(What you will do): Could you copy every line from the material below in which "History" appears?

_ _ _

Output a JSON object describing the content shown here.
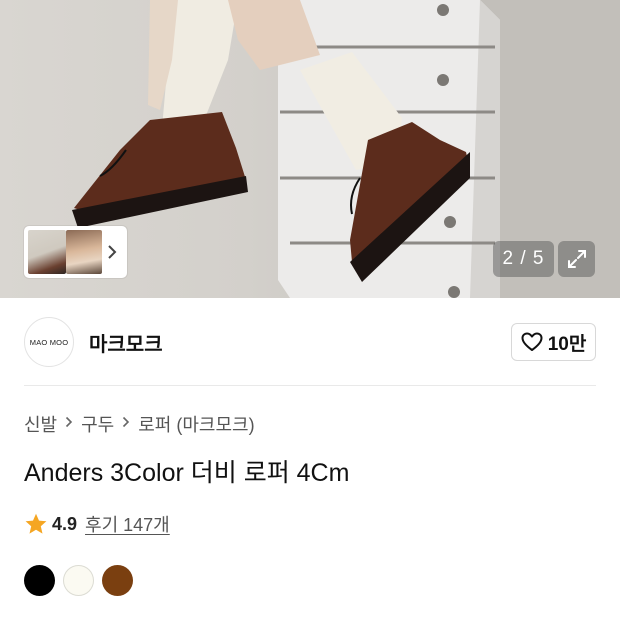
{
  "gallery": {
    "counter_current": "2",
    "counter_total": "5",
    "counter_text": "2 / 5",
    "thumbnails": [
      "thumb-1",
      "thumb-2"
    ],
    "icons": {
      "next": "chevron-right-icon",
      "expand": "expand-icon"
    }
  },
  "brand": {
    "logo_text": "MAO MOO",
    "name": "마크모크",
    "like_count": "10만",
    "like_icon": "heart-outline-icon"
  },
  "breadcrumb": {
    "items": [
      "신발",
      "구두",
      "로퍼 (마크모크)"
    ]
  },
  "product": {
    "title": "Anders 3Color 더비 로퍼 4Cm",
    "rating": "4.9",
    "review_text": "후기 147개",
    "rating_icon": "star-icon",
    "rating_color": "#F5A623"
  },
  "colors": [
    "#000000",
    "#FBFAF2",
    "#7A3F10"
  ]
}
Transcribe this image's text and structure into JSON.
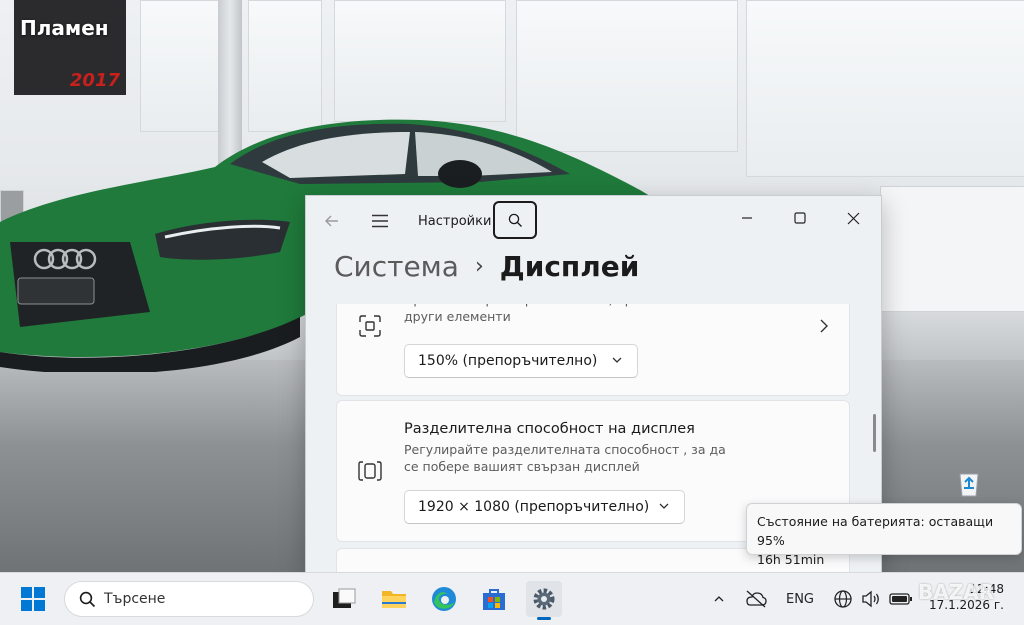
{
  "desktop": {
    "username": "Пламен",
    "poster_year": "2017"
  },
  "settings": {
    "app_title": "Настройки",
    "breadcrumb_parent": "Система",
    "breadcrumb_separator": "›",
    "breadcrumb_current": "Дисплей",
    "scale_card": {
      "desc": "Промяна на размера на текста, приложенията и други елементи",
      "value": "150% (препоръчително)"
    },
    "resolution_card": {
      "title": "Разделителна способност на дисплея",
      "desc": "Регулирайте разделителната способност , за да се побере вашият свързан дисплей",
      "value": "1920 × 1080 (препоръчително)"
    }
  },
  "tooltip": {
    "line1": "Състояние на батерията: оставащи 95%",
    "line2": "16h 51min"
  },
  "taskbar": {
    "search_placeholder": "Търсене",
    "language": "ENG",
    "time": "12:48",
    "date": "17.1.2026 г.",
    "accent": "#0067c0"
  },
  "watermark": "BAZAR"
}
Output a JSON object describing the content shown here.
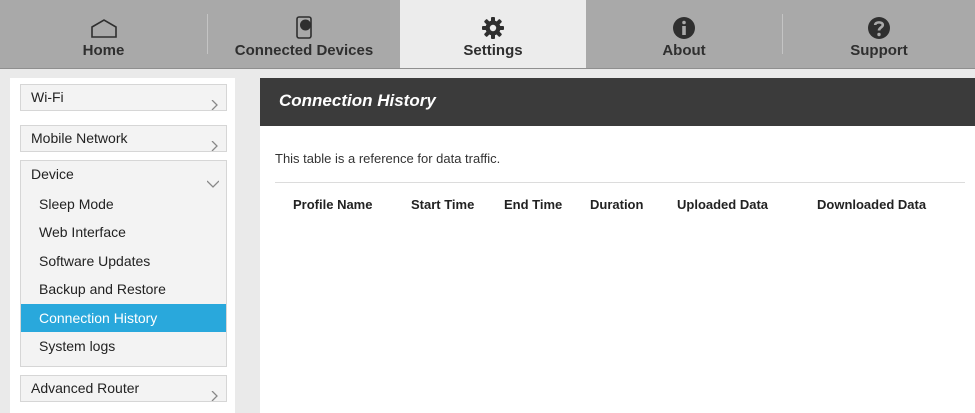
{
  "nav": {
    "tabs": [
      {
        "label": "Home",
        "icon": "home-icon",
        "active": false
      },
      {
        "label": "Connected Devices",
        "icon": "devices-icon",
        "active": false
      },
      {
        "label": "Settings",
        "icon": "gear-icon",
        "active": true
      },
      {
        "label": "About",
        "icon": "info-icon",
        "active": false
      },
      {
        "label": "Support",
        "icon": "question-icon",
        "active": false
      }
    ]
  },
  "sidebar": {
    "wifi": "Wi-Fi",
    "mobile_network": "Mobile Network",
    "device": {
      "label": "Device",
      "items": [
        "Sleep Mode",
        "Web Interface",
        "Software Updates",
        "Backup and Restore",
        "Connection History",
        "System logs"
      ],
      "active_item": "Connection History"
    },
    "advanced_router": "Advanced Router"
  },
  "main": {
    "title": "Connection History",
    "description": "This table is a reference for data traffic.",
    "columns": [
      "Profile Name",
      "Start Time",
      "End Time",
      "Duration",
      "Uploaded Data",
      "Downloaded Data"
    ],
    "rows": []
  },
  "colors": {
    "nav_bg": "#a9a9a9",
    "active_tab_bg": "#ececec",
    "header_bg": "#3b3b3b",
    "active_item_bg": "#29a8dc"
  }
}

_ _ _

(Complete answer):
        "Connection History",
      "active_item": "Connection History"
    "title": "Connection History",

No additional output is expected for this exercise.